■ **Records to process**
____

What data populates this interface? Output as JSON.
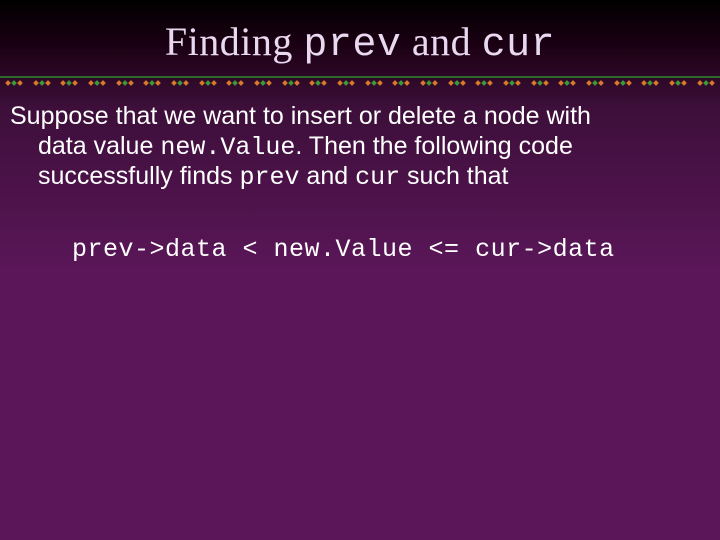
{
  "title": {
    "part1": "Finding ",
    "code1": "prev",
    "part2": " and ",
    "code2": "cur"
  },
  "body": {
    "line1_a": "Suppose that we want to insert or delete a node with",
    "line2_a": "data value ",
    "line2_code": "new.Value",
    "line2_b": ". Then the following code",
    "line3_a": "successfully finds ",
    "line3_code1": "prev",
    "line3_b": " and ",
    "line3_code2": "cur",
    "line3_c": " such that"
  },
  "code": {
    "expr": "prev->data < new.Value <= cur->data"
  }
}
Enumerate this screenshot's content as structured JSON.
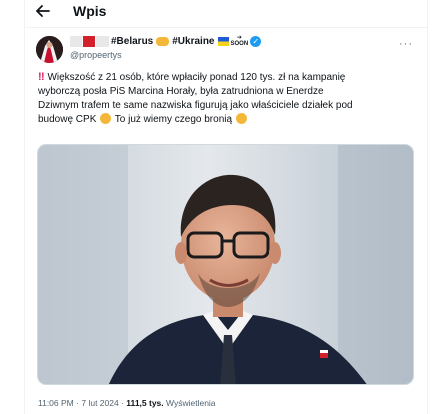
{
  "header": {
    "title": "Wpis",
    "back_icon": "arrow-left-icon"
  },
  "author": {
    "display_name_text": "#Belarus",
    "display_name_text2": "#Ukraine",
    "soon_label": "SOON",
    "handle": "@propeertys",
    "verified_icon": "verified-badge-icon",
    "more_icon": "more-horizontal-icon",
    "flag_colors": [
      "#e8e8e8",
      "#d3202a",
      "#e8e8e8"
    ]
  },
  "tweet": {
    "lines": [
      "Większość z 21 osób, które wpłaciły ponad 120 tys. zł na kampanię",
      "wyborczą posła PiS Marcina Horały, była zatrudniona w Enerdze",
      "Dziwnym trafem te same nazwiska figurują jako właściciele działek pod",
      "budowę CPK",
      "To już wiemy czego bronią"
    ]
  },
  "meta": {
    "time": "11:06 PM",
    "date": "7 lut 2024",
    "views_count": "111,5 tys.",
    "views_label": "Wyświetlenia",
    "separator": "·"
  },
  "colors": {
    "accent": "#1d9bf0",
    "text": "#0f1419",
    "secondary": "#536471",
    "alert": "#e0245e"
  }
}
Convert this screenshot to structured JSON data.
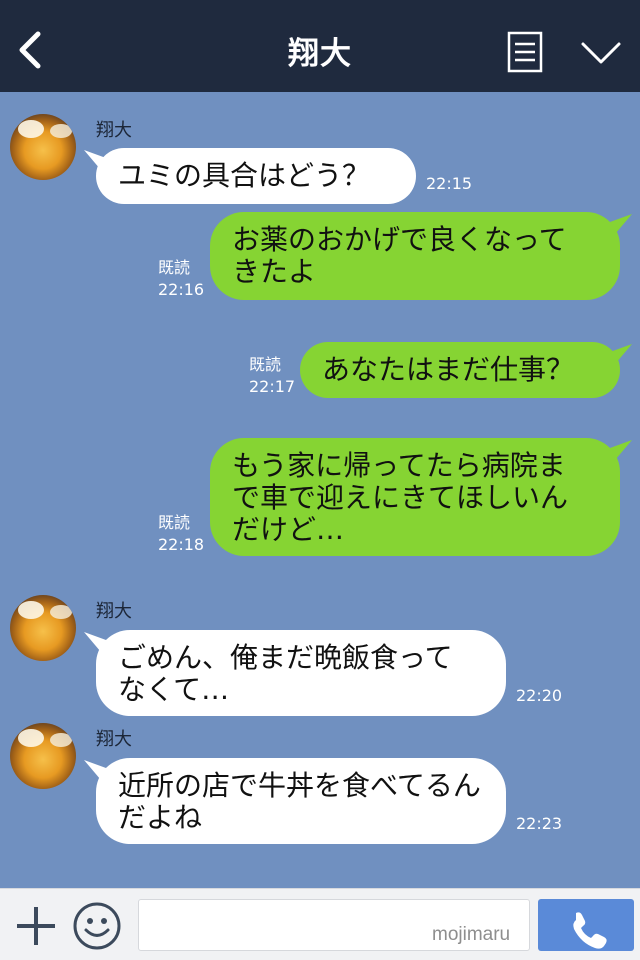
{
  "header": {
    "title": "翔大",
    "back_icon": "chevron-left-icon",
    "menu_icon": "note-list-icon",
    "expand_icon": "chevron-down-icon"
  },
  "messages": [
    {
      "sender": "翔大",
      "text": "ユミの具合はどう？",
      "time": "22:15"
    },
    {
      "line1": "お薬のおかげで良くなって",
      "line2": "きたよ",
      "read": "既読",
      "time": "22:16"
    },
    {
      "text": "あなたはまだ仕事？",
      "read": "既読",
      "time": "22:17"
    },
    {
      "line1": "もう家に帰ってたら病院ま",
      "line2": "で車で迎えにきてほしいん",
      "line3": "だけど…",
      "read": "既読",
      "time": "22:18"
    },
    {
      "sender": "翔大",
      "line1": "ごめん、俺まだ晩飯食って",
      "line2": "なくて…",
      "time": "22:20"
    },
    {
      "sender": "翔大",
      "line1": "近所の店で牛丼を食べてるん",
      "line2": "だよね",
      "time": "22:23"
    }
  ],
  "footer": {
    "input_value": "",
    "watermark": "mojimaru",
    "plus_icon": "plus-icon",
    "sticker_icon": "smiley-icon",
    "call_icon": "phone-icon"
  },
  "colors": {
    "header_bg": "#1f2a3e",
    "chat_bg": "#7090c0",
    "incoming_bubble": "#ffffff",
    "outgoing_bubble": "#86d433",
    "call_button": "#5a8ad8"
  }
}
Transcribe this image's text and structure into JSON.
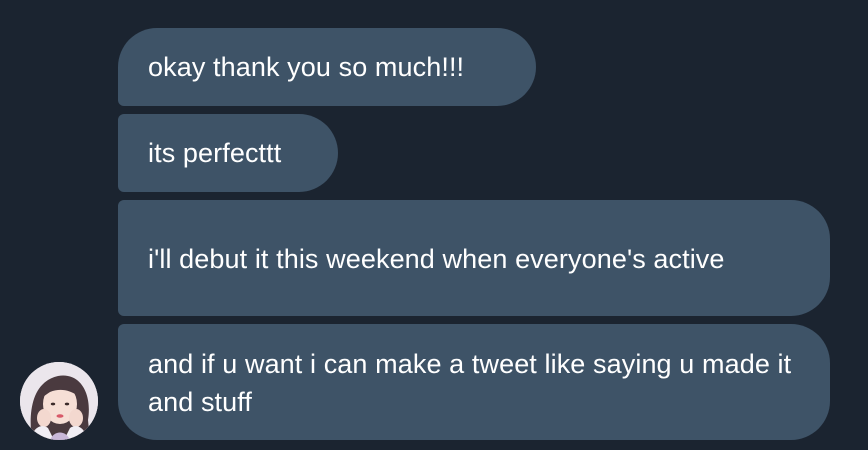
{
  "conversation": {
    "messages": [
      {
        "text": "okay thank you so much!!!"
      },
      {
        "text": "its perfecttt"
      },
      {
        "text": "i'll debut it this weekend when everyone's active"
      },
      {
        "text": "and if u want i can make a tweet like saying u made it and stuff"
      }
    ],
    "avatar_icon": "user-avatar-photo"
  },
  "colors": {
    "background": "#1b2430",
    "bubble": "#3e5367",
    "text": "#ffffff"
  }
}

____

■ **Aim**
Copy down every line of the entries containing the word "left".

■ **Exercise answer**
    "back_icon": "arrow-left-icon"
    "back_icon": "chevron-left-icon",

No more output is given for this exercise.